(Data items)
--- --- ---

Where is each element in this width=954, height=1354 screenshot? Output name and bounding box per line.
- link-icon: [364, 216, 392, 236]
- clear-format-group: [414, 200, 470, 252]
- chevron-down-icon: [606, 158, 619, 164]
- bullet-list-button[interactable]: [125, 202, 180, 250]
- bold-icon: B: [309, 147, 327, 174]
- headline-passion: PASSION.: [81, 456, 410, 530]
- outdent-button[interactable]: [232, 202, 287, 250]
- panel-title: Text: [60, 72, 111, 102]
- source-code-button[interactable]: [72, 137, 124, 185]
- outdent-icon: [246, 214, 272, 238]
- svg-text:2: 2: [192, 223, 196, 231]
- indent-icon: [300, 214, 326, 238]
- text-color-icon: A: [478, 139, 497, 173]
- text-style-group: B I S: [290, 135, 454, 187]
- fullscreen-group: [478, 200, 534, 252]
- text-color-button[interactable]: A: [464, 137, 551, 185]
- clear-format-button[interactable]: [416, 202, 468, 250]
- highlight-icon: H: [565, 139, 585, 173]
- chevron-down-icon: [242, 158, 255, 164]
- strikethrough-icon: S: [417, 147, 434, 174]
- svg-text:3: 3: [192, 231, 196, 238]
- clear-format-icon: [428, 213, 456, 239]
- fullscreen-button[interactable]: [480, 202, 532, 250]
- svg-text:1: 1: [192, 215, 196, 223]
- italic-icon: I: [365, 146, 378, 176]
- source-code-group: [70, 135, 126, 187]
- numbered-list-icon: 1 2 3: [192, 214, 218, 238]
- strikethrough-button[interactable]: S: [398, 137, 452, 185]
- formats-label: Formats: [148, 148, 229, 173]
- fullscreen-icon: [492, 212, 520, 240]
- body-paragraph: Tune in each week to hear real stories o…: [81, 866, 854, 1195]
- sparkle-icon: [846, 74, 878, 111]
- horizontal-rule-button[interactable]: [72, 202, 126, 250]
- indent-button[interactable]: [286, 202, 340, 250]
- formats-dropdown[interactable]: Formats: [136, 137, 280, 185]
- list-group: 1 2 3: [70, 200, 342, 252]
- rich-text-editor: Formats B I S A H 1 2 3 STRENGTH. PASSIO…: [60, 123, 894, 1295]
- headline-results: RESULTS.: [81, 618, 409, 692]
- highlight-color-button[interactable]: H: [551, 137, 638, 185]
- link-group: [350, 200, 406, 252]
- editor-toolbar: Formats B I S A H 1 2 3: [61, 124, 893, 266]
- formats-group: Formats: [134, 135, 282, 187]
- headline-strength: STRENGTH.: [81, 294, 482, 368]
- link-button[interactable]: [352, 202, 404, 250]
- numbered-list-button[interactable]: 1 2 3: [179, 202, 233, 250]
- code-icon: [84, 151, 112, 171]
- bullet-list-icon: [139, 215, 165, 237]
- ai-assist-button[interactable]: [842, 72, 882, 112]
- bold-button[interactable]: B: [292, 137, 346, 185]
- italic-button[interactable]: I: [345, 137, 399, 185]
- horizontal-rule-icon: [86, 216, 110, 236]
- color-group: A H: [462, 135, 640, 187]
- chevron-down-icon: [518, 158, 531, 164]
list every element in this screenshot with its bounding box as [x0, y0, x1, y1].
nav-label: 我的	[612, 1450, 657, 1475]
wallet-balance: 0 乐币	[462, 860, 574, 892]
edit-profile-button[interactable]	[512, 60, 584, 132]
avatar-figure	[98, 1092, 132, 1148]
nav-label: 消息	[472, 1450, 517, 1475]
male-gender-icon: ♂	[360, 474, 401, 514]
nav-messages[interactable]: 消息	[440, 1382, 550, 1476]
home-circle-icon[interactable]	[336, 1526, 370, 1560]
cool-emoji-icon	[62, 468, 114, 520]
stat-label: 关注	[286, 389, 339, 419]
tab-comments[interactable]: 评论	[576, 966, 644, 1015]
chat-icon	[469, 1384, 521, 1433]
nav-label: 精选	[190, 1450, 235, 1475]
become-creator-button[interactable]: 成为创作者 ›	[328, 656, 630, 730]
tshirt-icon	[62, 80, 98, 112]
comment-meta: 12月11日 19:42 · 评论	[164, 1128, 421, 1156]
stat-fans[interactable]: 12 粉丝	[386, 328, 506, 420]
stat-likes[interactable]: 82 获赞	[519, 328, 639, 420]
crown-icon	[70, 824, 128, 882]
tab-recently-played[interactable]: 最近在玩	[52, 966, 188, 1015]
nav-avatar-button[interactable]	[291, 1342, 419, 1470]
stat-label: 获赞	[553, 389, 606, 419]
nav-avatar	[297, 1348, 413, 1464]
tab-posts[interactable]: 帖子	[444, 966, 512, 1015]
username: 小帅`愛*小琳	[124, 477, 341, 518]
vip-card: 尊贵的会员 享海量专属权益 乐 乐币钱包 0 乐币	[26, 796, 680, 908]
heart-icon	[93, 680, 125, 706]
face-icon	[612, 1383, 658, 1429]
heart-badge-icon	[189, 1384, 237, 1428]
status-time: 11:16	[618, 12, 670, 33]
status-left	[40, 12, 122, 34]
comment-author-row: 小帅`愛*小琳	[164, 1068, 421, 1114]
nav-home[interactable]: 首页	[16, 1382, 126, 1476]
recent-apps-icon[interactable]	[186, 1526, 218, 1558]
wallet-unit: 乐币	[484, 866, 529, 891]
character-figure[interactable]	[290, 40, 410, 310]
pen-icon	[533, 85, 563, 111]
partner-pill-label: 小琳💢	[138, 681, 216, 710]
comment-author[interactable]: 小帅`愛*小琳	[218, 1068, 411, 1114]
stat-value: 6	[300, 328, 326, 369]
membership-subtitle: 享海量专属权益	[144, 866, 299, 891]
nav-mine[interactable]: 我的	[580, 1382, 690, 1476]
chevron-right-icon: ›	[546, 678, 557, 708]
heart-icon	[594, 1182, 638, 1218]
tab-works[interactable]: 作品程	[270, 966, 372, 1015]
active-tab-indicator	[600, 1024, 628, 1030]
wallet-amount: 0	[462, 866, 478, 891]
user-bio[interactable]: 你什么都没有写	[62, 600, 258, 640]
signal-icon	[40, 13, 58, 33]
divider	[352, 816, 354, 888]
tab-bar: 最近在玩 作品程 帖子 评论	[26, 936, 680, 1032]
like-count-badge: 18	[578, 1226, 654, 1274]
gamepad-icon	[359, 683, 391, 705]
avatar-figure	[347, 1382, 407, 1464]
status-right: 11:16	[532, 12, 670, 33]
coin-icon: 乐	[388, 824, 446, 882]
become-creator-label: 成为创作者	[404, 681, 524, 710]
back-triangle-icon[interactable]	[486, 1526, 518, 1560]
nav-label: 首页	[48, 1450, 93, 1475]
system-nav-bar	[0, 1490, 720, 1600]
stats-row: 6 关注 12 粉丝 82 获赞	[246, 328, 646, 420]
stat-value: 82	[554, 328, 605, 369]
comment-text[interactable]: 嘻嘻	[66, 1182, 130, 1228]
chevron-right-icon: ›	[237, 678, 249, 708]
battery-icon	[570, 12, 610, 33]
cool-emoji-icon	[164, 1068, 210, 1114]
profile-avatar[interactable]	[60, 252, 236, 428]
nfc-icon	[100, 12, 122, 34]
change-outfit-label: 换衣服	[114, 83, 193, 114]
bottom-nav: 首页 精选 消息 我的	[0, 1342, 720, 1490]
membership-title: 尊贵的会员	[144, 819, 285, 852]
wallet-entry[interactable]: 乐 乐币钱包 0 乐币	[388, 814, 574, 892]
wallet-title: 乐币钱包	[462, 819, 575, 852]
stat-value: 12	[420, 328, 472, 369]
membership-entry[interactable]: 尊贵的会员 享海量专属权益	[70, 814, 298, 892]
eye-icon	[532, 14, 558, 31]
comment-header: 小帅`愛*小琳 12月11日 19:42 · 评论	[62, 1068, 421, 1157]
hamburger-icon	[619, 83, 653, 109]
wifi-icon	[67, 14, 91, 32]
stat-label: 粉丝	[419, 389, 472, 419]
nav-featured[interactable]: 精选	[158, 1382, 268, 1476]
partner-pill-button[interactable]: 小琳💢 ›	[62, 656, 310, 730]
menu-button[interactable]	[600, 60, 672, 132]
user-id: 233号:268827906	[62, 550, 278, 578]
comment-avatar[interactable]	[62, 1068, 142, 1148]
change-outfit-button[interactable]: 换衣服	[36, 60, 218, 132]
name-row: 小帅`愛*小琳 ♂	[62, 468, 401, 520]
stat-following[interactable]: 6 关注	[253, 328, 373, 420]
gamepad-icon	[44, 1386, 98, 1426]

--- --- ---

Request |
Update the data starting at the first line and ending at the line that contains "- chevron-down-icon: [242, 158, 255, 164]" by replacing "bounding box" with "enclosing box" and leaving everything else unchanged.

Answer to the problem |
Where is each element in this width=954, height=1354 screenshot? Output name and enclosing box per line.
- link-icon: [364, 216, 392, 236]
- clear-format-group: [414, 200, 470, 252]
- chevron-down-icon: [606, 158, 619, 164]
- bullet-list-button[interactable]: [125, 202, 180, 250]
- bold-icon: B: [309, 147, 327, 174]
- headline-passion: PASSION.: [81, 456, 410, 530]
- outdent-button[interactable]: [232, 202, 287, 250]
- panel-title: Text: [60, 72, 111, 102]
- source-code-button[interactable]: [72, 137, 124, 185]
- outdent-icon: [246, 214, 272, 238]
- svg-text:2: 2: [192, 223, 196, 231]
- indent-icon: [300, 214, 326, 238]
- text-color-icon: A: [478, 139, 497, 173]
- text-style-group: B I S: [290, 135, 454, 187]
- fullscreen-group: [478, 200, 534, 252]
- text-color-button[interactable]: A: [464, 137, 551, 185]
- clear-format-button[interactable]: [416, 202, 468, 250]
- highlight-icon: H: [565, 139, 585, 173]
- chevron-down-icon: [242, 158, 255, 164]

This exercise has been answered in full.